PROMPT. Copy out every record below, word for word.

## BEGIN MATERIAL SHOWN

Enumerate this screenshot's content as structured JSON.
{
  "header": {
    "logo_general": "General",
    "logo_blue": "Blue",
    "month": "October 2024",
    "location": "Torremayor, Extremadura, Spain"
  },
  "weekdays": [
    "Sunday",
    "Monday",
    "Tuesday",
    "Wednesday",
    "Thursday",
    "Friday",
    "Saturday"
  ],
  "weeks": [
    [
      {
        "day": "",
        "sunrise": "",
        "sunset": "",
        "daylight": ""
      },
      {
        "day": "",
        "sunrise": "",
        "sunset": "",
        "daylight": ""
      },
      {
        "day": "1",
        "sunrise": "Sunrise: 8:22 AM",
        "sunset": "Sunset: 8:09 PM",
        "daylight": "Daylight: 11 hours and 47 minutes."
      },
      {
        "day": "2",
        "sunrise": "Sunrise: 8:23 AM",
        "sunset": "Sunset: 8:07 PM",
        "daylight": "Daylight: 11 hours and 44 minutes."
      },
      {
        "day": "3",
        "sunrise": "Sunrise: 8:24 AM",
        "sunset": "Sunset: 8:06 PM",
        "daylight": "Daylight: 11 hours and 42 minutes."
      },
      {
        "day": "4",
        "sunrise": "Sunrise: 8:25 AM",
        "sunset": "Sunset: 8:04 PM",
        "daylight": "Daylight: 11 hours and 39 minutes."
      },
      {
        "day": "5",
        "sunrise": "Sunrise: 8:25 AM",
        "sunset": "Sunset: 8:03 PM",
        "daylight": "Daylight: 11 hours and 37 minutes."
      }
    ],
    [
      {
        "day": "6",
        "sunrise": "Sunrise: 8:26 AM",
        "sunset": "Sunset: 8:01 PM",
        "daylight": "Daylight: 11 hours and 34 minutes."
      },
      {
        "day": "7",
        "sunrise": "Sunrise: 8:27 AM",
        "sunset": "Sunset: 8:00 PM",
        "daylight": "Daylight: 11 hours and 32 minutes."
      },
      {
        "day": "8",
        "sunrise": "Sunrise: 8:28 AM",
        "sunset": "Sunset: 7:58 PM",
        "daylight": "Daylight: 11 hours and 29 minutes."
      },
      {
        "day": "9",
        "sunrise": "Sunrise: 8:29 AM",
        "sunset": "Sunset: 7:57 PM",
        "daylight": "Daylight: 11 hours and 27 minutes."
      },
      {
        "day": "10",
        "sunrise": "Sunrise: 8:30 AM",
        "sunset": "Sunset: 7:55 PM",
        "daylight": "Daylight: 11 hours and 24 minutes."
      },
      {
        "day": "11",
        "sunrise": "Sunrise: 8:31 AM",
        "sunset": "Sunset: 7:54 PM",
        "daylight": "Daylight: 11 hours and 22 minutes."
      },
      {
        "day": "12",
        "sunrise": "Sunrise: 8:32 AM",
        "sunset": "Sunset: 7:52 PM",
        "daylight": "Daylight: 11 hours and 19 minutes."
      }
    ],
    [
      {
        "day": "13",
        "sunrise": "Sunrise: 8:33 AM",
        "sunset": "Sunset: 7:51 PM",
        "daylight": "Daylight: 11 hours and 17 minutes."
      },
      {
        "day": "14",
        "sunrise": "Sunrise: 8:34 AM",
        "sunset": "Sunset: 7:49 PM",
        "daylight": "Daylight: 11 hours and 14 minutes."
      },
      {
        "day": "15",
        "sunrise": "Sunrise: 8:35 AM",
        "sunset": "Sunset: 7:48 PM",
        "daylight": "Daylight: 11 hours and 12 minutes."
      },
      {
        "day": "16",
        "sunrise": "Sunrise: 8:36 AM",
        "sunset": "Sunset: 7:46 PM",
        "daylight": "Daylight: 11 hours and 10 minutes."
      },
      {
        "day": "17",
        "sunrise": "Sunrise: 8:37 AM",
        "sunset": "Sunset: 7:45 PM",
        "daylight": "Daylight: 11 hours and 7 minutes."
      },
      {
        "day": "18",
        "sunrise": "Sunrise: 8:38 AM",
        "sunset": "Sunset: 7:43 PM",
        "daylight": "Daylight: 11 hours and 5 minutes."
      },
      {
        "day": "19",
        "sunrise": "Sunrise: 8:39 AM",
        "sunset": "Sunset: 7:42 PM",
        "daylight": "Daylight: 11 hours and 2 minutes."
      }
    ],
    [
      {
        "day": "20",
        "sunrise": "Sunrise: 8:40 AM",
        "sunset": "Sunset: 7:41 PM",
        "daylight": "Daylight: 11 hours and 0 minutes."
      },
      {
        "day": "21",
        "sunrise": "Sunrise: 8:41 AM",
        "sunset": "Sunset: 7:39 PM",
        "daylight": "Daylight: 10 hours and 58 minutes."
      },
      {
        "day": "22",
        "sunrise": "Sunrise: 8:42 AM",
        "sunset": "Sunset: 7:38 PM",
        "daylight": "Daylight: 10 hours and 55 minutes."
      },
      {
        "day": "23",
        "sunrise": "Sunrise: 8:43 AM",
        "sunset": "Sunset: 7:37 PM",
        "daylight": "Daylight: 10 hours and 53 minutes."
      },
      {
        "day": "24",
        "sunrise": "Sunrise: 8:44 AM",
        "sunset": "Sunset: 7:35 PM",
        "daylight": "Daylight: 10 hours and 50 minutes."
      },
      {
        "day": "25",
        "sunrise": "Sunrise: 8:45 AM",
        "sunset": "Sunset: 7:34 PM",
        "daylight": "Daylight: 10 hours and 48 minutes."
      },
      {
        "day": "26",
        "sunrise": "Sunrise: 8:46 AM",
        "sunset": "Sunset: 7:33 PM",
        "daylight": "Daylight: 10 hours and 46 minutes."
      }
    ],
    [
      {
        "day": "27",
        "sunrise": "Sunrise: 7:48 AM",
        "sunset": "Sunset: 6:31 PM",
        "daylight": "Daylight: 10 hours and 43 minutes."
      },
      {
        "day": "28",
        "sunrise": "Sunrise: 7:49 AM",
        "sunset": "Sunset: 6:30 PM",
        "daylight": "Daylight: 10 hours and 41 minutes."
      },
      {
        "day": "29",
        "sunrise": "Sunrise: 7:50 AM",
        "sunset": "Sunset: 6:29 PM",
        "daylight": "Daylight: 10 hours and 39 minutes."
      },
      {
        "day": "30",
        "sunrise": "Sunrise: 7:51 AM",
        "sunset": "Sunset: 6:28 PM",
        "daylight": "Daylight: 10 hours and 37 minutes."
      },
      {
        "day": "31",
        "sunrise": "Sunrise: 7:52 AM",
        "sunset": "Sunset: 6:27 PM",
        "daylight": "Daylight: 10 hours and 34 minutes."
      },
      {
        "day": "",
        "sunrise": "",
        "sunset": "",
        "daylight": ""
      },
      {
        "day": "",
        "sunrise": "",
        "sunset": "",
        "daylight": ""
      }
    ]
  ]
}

## END MATERIAL SHOWN

TASK OUTPUT.
Enumerate this screenshot's content as structured JSON.
{
  "header": {
    "logo_general": "General",
    "logo_blue": "Blue",
    "month": "October 2024",
    "location": "Torremayor, Extremadura, Spain"
  },
  "weekdays": [
    "Sunday",
    "Monday",
    "Tuesday",
    "Wednesday",
    "Thursday",
    "Friday",
    "Saturday"
  ],
  "weeks": [
    [
      {
        "day": "",
        "sunrise": "",
        "sunset": "",
        "daylight": ""
      },
      {
        "day": "",
        "sunrise": "",
        "sunset": "",
        "daylight": ""
      },
      {
        "day": "1",
        "sunrise": "Sunrise: 8:22 AM",
        "sunset": "Sunset: 8:09 PM",
        "daylight": "Daylight: 11 hours and 47 minutes."
      },
      {
        "day": "2",
        "sunrise": "Sunrise: 8:23 AM",
        "sunset": "Sunset: 8:07 PM",
        "daylight": "Daylight: 11 hours and 44 minutes."
      },
      {
        "day": "3",
        "sunrise": "Sunrise: 8:24 AM",
        "sunset": "Sunset: 8:06 PM",
        "daylight": "Daylight: 11 hours and 42 minutes."
      },
      {
        "day": "4",
        "sunrise": "Sunrise: 8:25 AM",
        "sunset": "Sunset: 8:04 PM",
        "daylight": "Daylight: 11 hours and 39 minutes."
      },
      {
        "day": "5",
        "sunrise": "Sunrise: 8:25 AM",
        "sunset": "Sunset: 8:03 PM",
        "daylight": "Daylight: 11 hours and 37 minutes."
      }
    ],
    [
      {
        "day": "6",
        "sunrise": "Sunrise: 8:26 AM",
        "sunset": "Sunset: 8:01 PM",
        "daylight": "Daylight: 11 hours and 34 minutes."
      },
      {
        "day": "7",
        "sunrise": "Sunrise: 8:27 AM",
        "sunset": "Sunset: 8:00 PM",
        "daylight": "Daylight: 11 hours and 32 minutes."
      },
      {
        "day": "8",
        "sunrise": "Sunrise: 8:28 AM",
        "sunset": "Sunset: 7:58 PM",
        "daylight": "Daylight: 11 hours and 29 minutes."
      },
      {
        "day": "9",
        "sunrise": "Sunrise: 8:29 AM",
        "sunset": "Sunset: 7:57 PM",
        "daylight": "Daylight: 11 hours and 27 minutes."
      },
      {
        "day": "10",
        "sunrise": "Sunrise: 8:30 AM",
        "sunset": "Sunset: 7:55 PM",
        "daylight": "Daylight: 11 hours and 24 minutes."
      },
      {
        "day": "11",
        "sunrise": "Sunrise: 8:31 AM",
        "sunset": "Sunset: 7:54 PM",
        "daylight": "Daylight: 11 hours and 22 minutes."
      },
      {
        "day": "12",
        "sunrise": "Sunrise: 8:32 AM",
        "sunset": "Sunset: 7:52 PM",
        "daylight": "Daylight: 11 hours and 19 minutes."
      }
    ],
    [
      {
        "day": "13",
        "sunrise": "Sunrise: 8:33 AM",
        "sunset": "Sunset: 7:51 PM",
        "daylight": "Daylight: 11 hours and 17 minutes."
      },
      {
        "day": "14",
        "sunrise": "Sunrise: 8:34 AM",
        "sunset": "Sunset: 7:49 PM",
        "daylight": "Daylight: 11 hours and 14 minutes."
      },
      {
        "day": "15",
        "sunrise": "Sunrise: 8:35 AM",
        "sunset": "Sunset: 7:48 PM",
        "daylight": "Daylight: 11 hours and 12 minutes."
      },
      {
        "day": "16",
        "sunrise": "Sunrise: 8:36 AM",
        "sunset": "Sunset: 7:46 PM",
        "daylight": "Daylight: 11 hours and 10 minutes."
      },
      {
        "day": "17",
        "sunrise": "Sunrise: 8:37 AM",
        "sunset": "Sunset: 7:45 PM",
        "daylight": "Daylight: 11 hours and 7 minutes."
      },
      {
        "day": "18",
        "sunrise": "Sunrise: 8:38 AM",
        "sunset": "Sunset: 7:43 PM",
        "daylight": "Daylight: 11 hours and 5 minutes."
      },
      {
        "day": "19",
        "sunrise": "Sunrise: 8:39 AM",
        "sunset": "Sunset: 7:42 PM",
        "daylight": "Daylight: 11 hours and 2 minutes."
      }
    ],
    [
      {
        "day": "20",
        "sunrise": "Sunrise: 8:40 AM",
        "sunset": "Sunset: 7:41 PM",
        "daylight": "Daylight: 11 hours and 0 minutes."
      },
      {
        "day": "21",
        "sunrise": "Sunrise: 8:41 AM",
        "sunset": "Sunset: 7:39 PM",
        "daylight": "Daylight: 10 hours and 58 minutes."
      },
      {
        "day": "22",
        "sunrise": "Sunrise: 8:42 AM",
        "sunset": "Sunset: 7:38 PM",
        "daylight": "Daylight: 10 hours and 55 minutes."
      },
      {
        "day": "23",
        "sunrise": "Sunrise: 8:43 AM",
        "sunset": "Sunset: 7:37 PM",
        "daylight": "Daylight: 10 hours and 53 minutes."
      },
      {
        "day": "24",
        "sunrise": "Sunrise: 8:44 AM",
        "sunset": "Sunset: 7:35 PM",
        "daylight": "Daylight: 10 hours and 50 minutes."
      },
      {
        "day": "25",
        "sunrise": "Sunrise: 8:45 AM",
        "sunset": "Sunset: 7:34 PM",
        "daylight": "Daylight: 10 hours and 48 minutes."
      },
      {
        "day": "26",
        "sunrise": "Sunrise: 8:46 AM",
        "sunset": "Sunset: 7:33 PM",
        "daylight": "Daylight: 10 hours and 46 minutes."
      }
    ],
    [
      {
        "day": "27",
        "sunrise": "Sunrise: 7:48 AM",
        "sunset": "Sunset: 6:31 PM",
        "daylight": "Daylight: 10 hours and 43 minutes."
      },
      {
        "day": "28",
        "sunrise": "Sunrise: 7:49 AM",
        "sunset": "Sunset: 6:30 PM",
        "daylight": "Daylight: 10 hours and 41 minutes."
      },
      {
        "day": "29",
        "sunrise": "Sunrise: 7:50 AM",
        "sunset": "Sunset: 6:29 PM",
        "daylight": "Daylight: 10 hours and 39 minutes."
      },
      {
        "day": "30",
        "sunrise": "Sunrise: 7:51 AM",
        "sunset": "Sunset: 6:28 PM",
        "daylight": "Daylight: 10 hours and 37 minutes."
      },
      {
        "day": "31",
        "sunrise": "Sunrise: 7:52 AM",
        "sunset": "Sunset: 6:27 PM",
        "daylight": "Daylight: 10 hours and 34 minutes."
      },
      {
        "day": "",
        "sunrise": "",
        "sunset": "",
        "daylight": ""
      },
      {
        "day": "",
        "sunrise": "",
        "sunset": "",
        "daylight": ""
      }
    ]
  ]
}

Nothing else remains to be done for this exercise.